* **REQUIRED TASK**
Transcribe each line of the material as it is, and drop any picture.

Entries with figure data
========

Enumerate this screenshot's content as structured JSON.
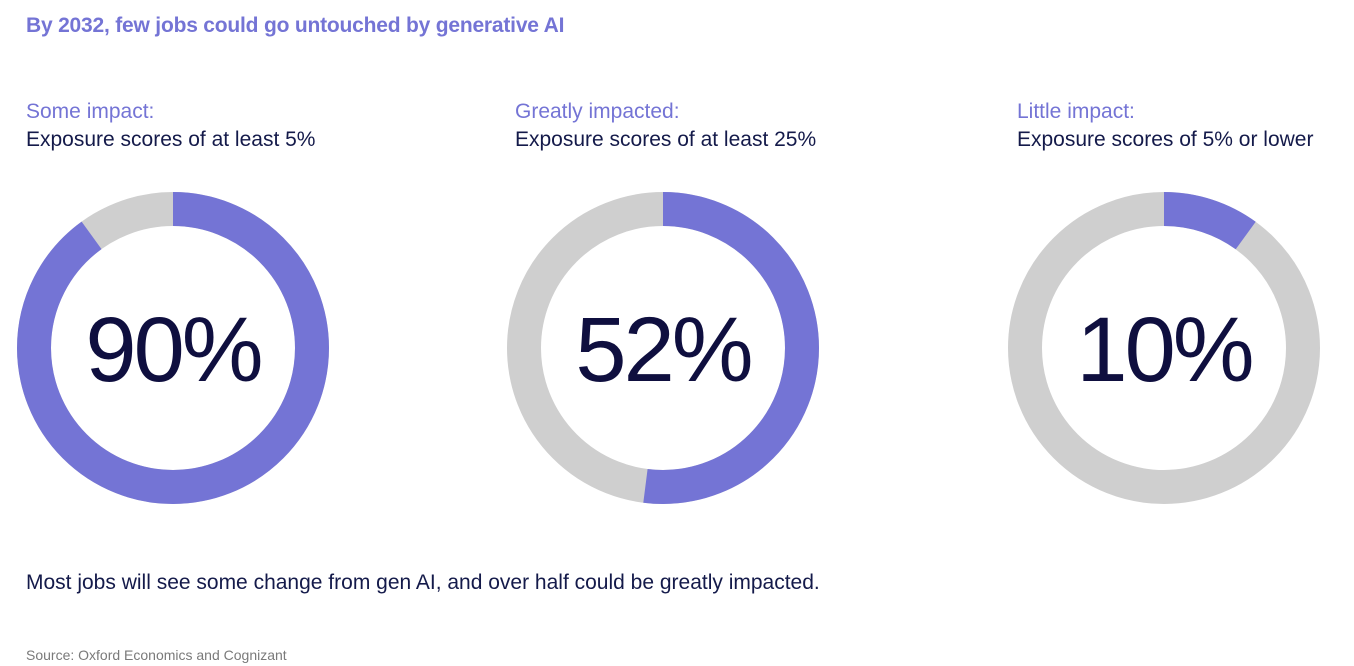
{
  "title": "By 2032, few jobs could go untouched by generative AI",
  "colors": {
    "accent": "#7474d5",
    "track": "#cfcfcf",
    "dark": "#0f0f3f",
    "text": "#141a4a"
  },
  "chart_data": {
    "type": "pie",
    "title": "By 2032, few jobs could go untouched by generative AI",
    "charts": [
      {
        "category": "Some impact:",
        "description": "Exposure scores of at least 5%",
        "value": 90,
        "label": "90%"
      },
      {
        "category": "Greatly impacted:",
        "description": "Exposure scores of at least 25%",
        "value": 52,
        "label": "52%"
      },
      {
        "category": "Little impact:",
        "description": "Exposure scores of 5% or lower",
        "value": 10,
        "label": "10%"
      }
    ]
  },
  "note": "Most jobs will see some change from gen AI, and over half could be greatly impacted.",
  "source": "Source: Oxford Economics and Cognizant"
}
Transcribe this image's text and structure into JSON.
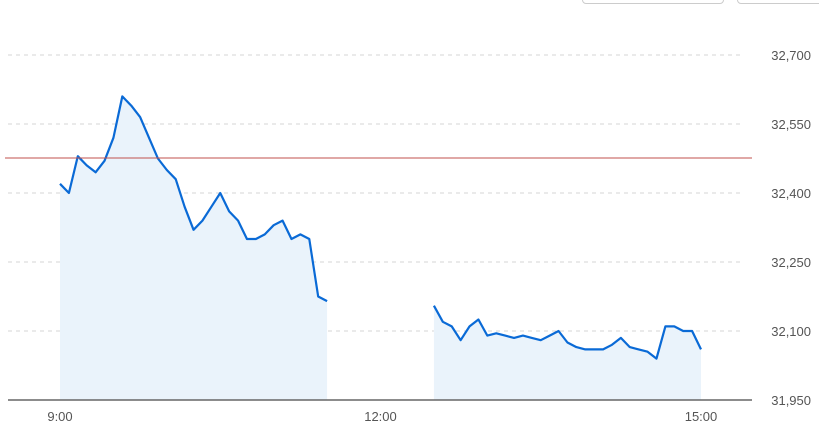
{
  "chart_data": {
    "type": "area",
    "title": "",
    "xlabel": "",
    "ylabel": "",
    "ylim": [
      31950,
      32700
    ],
    "yticks": [
      32700,
      32550,
      32400,
      32250,
      32100,
      31950
    ],
    "ytick_labels": [
      "32,700",
      "32,550",
      "32,400",
      "32,250",
      "32,100",
      "31,950"
    ],
    "xtick_labels": [
      "9:00",
      "12:00",
      "15:00"
    ],
    "grid": "horizontal dashed",
    "reference_line": {
      "value": 32476,
      "color": "#c0504d"
    },
    "line_color": "#0a6ad6",
    "fill_color": "#eaf3fb",
    "sessions": [
      {
        "x": [
          "9:00",
          "9:05",
          "9:10",
          "9:15",
          "9:20",
          "9:25",
          "9:30",
          "9:35",
          "9:40",
          "9:45",
          "9:50",
          "9:55",
          "10:00",
          "10:05",
          "10:10",
          "10:15",
          "10:20",
          "10:25",
          "10:30",
          "10:35",
          "10:40",
          "10:45",
          "10:50",
          "10:55",
          "11:00",
          "11:05",
          "11:10",
          "11:15",
          "11:20",
          "11:25",
          "11:30"
        ],
        "y": [
          32420,
          32400,
          32480,
          32460,
          32445,
          32470,
          32520,
          32610,
          32590,
          32565,
          32520,
          32475,
          32450,
          32430,
          32370,
          32320,
          32340,
          32370,
          32400,
          32360,
          32340,
          32300,
          32300,
          32310,
          32330,
          32340,
          32300,
          32310,
          32300,
          32175,
          32165
        ]
      },
      {
        "x": [
          "12:30",
          "12:35",
          "12:40",
          "12:45",
          "12:50",
          "12:55",
          "13:00",
          "13:05",
          "13:10",
          "13:15",
          "13:20",
          "13:25",
          "13:30",
          "13:35",
          "13:40",
          "13:45",
          "13:50",
          "13:55",
          "14:00",
          "14:05",
          "14:10",
          "14:15",
          "14:20",
          "14:25",
          "14:30",
          "14:35",
          "14:40",
          "14:45",
          "14:50",
          "14:55",
          "15:00"
        ],
        "y": [
          32155,
          32120,
          32110,
          32080,
          32110,
          32125,
          32090,
          32095,
          32090,
          32085,
          32090,
          32085,
          32080,
          32090,
          32100,
          32075,
          32065,
          32060,
          32060,
          32060,
          32070,
          32085,
          32065,
          32060,
          32055,
          32040,
          32110,
          32110,
          32100,
          32100,
          32060
        ]
      }
    ]
  }
}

========

* **SOLUTION FOR THIS PROBLEM**
Enumerate this screenshot's content as structured JSON.
{
  "title": "By 2032, few jobs could go untouched by generative AI",
  "colors": {
    "accent": "#7474d5",
    "track": "#cfcfcf",
    "dark": "#0f0f3f",
    "text": "#141a4a"
  },
  "chart_data": {
    "type": "pie",
    "title": "By 2032, few jobs could go untouched by generative AI",
    "charts": [
      {
        "category": "Some impact:",
        "description": "Exposure scores of at least 5%",
        "value": 90,
        "label": "90%"
      },
      {
        "category": "Greatly impacted:",
        "description": "Exposure scores of at least 25%",
        "value": 52,
        "label": "52%"
      },
      {
        "category": "Little impact:",
        "description": "Exposure scores of 5% or lower",
        "value": 10,
        "label": "10%"
      }
    ]
  },
  "note": "Most jobs will see some change from gen AI, and over half could be greatly impacted.",
  "source": "Source: Oxford Economics and Cognizant"
}
Transcribe this image's text and structure into JSON.
{
  "chart_data": {
    "type": "area",
    "title": "",
    "xlabel": "",
    "ylabel": "",
    "ylim": [
      31950,
      32700
    ],
    "yticks": [
      32700,
      32550,
      32400,
      32250,
      32100,
      31950
    ],
    "ytick_labels": [
      "32,700",
      "32,550",
      "32,400",
      "32,250",
      "32,100",
      "31,950"
    ],
    "xtick_labels": [
      "9:00",
      "12:00",
      "15:00"
    ],
    "grid": "horizontal dashed",
    "reference_line": {
      "value": 32476,
      "color": "#c0504d"
    },
    "line_color": "#0a6ad6",
    "fill_color": "#eaf3fb",
    "sessions": [
      {
        "x": [
          "9:00",
          "9:05",
          "9:10",
          "9:15",
          "9:20",
          "9:25",
          "9:30",
          "9:35",
          "9:40",
          "9:45",
          "9:50",
          "9:55",
          "10:00",
          "10:05",
          "10:10",
          "10:15",
          "10:20",
          "10:25",
          "10:30",
          "10:35",
          "10:40",
          "10:45",
          "10:50",
          "10:55",
          "11:00",
          "11:05",
          "11:10",
          "11:15",
          "11:20",
          "11:25",
          "11:30"
        ],
        "y": [
          32420,
          32400,
          32480,
          32460,
          32445,
          32470,
          32520,
          32610,
          32590,
          32565,
          32520,
          32475,
          32450,
          32430,
          32370,
          32320,
          32340,
          32370,
          32400,
          32360,
          32340,
          32300,
          32300,
          32310,
          32330,
          32340,
          32300,
          32310,
          32300,
          32175,
          32165
        ]
      },
      {
        "x": [
          "12:30",
          "12:35",
          "12:40",
          "12:45",
          "12:50",
          "12:55",
          "13:00",
          "13:05",
          "13:10",
          "13:15",
          "13:20",
          "13:25",
          "13:30",
          "13:35",
          "13:40",
          "13:45",
          "13:50",
          "13:55",
          "14:00",
          "14:05",
          "14:10",
          "14:15",
          "14:20",
          "14:25",
          "14:30",
          "14:35",
          "14:40",
          "14:45",
          "14:50",
          "14:55",
          "15:00"
        ],
        "y": [
          32155,
          32120,
          32110,
          32080,
          32110,
          32125,
          32090,
          32095,
          32090,
          32085,
          32090,
          32085,
          32080,
          32090,
          32100,
          32075,
          32065,
          32060,
          32060,
          32060,
          32070,
          32085,
          32065,
          32060,
          32055,
          32040,
          32110,
          32110,
          32100,
          32100,
          32060
        ]
      }
    ]
  }
}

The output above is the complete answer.